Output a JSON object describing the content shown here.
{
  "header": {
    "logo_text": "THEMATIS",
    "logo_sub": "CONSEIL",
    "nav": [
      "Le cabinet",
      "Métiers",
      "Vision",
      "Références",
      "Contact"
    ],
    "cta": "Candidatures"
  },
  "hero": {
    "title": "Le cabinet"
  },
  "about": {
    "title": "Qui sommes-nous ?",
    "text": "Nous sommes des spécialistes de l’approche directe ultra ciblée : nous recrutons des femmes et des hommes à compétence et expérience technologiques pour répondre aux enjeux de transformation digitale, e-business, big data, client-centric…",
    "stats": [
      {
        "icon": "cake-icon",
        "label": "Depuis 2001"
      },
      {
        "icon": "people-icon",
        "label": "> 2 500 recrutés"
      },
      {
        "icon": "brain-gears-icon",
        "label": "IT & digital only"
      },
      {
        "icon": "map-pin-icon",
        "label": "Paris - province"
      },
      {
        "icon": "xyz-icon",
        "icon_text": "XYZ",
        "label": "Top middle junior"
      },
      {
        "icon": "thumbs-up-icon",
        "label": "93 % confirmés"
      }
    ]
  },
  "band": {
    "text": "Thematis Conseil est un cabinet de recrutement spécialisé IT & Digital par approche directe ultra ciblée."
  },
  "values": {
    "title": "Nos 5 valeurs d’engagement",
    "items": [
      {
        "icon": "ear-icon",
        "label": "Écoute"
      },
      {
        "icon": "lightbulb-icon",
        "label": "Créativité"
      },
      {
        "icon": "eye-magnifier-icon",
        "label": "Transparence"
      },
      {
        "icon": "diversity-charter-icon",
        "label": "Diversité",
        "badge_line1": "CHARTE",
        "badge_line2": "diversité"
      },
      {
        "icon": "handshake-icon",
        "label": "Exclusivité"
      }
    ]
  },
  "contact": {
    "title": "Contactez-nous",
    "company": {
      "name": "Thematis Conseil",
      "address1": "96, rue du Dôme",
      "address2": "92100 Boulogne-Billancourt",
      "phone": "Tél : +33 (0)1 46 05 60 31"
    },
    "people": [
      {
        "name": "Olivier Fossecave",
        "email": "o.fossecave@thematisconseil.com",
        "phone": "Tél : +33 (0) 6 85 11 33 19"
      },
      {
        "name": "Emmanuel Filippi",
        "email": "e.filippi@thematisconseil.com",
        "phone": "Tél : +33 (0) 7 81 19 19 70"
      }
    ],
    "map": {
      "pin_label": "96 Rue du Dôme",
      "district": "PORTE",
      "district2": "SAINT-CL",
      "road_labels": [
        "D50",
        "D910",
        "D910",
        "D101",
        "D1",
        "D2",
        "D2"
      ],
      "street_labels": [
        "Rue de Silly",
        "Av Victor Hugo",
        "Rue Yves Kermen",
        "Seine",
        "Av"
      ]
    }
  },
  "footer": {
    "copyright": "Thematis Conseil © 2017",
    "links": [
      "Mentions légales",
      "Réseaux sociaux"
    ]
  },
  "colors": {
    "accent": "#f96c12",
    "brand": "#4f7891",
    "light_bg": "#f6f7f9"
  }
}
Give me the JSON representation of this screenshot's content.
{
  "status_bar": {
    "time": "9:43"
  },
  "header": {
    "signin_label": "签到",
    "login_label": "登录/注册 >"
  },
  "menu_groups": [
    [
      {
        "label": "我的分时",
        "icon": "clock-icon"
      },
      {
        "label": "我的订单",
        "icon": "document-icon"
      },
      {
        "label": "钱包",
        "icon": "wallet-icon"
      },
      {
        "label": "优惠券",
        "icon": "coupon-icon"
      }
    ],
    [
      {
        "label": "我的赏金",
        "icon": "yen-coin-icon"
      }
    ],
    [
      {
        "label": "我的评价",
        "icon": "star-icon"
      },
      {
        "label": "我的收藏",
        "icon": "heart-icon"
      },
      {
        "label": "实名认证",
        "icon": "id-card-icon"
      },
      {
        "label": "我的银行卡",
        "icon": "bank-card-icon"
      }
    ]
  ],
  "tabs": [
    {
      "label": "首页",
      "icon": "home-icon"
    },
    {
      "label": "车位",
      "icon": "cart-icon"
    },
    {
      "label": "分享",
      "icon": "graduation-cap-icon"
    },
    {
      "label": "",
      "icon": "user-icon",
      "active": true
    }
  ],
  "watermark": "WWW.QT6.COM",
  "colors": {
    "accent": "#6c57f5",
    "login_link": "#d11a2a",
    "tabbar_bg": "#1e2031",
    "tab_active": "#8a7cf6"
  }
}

* * *

SHORT EXERCISE => Repeat the data precisely, reproducing every entry.

EXERCISE OUTPUT =>
Output a JSON object describing the content shown here.
{
  "header": {
    "logo_text": "THEMATIS",
    "logo_sub": "CONSEIL",
    "nav": [
      "Le cabinet",
      "Métiers",
      "Vision",
      "Références",
      "Contact"
    ],
    "cta": "Candidatures"
  },
  "hero": {
    "title": "Le cabinet"
  },
  "about": {
    "title": "Qui sommes-nous ?",
    "text": "Nous sommes des spécialistes de l’approche directe ultra ciblée : nous recrutons des femmes et des hommes à compétence et expérience technologiques pour répondre aux enjeux de transformation digitale, e-business, big data, client-centric…",
    "stats": [
      {
        "icon": "cake-icon",
        "label": "Depuis 2001"
      },
      {
        "icon": "people-icon",
        "label": "> 2 500 recrutés"
      },
      {
        "icon": "brain-gears-icon",
        "label": "IT & digital only"
      },
      {
        "icon": "map-pin-icon",
        "label": "Paris - province"
      },
      {
        "icon": "xyz-icon",
        "icon_text": "XYZ",
        "label": "Top middle junior"
      },
      {
        "icon": "thumbs-up-icon",
        "label": "93 % confirmés"
      }
    ]
  },
  "band": {
    "text": "Thematis Conseil est un cabinet de recrutement spécialisé IT & Digital par approche directe ultra ciblée."
  },
  "values": {
    "title": "Nos 5 valeurs d’engagement",
    "items": [
      {
        "icon": "ear-icon",
        "label": "Écoute"
      },
      {
        "icon": "lightbulb-icon",
        "label": "Créativité"
      },
      {
        "icon": "eye-magnifier-icon",
        "label": "Transparence"
      },
      {
        "icon": "diversity-charter-icon",
        "label": "Diversité",
        "badge_line1": "CHARTE",
        "badge_line2": "diversité"
      },
      {
        "icon": "handshake-icon",
        "label": "Exclusivité"
      }
    ]
  },
  "contact": {
    "title": "Contactez-nous",
    "company": {
      "name": "Thematis Conseil",
      "address1": "96, rue du Dôme",
      "address2": "92100 Boulogne-Billancourt",
      "phone": "Tél : +33 (0)1 46 05 60 31"
    },
    "people": [
      {
        "name": "Olivier Fossecave",
        "email": "o.fossecave@thematisconseil.com",
        "phone": "Tél : +33 (0) 6 85 11 33 19"
      },
      {
        "name": "Emmanuel Filippi",
        "email": "e.filippi@thematisconseil.com",
        "phone": "Tél : +33 (0) 7 81 19 19 70"
      }
    ],
    "map": {
      "pin_label": "96 Rue du Dôme",
      "district": "PORTE",
      "district2": "SAINT-CL",
      "road_labels": [
        "D50",
        "D910",
        "D910",
        "D101",
        "D1",
        "D2",
        "D2"
      ],
      "street_labels": [
        "Rue de Silly",
        "Av Victor Hugo",
        "Rue Yves Kermen",
        "Seine",
        "Av"
      ]
    }
  },
  "footer": {
    "copyright": "Thematis Conseil © 2017",
    "links": [
      "Mentions légales",
      "Réseaux sociaux"
    ]
  },
  "colors": {
    "accent": "#f96c12",
    "brand": "#4f7891",
    "light_bg": "#f6f7f9"
  }
}
Give me the JSON representation of this screenshot's content.
{
  "status_bar": {
    "time": "9:43"
  },
  "header": {
    "signin_label": "签到",
    "login_label": "登录/注册 >"
  },
  "menu_groups": [
    [
      {
        "label": "我的分时",
        "icon": "clock-icon"
      },
      {
        "label": "我的订单",
        "icon": "document-icon"
      },
      {
        "label": "钱包",
        "icon": "wallet-icon"
      },
      {
        "label": "优惠券",
        "icon": "coupon-icon"
      }
    ],
    [
      {
        "label": "我的赏金",
        "icon": "yen-coin-icon"
      }
    ],
    [
      {
        "label": "我的评价",
        "icon": "star-icon"
      },
      {
        "label": "我的收藏",
        "icon": "heart-icon"
      },
      {
        "label": "实名认证",
        "icon": "id-card-icon"
      },
      {
        "label": "我的银行卡",
        "icon": "bank-card-icon"
      }
    ]
  ],
  "tabs": [
    {
      "label": "首页",
      "icon": "home-icon"
    },
    {
      "label": "车位",
      "icon": "cart-icon"
    },
    {
      "label": "分享",
      "icon": "graduation-cap-icon"
    },
    {
      "label": "",
      "icon": "user-icon",
      "active": true
    }
  ],
  "watermark": "WWW.QT6.COM",
  "colors": {
    "accent": "#6c57f5",
    "login_link": "#d11a2a",
    "tabbar_bg": "#1e2031",
    "tab_active": "#8a7cf6"
  }
}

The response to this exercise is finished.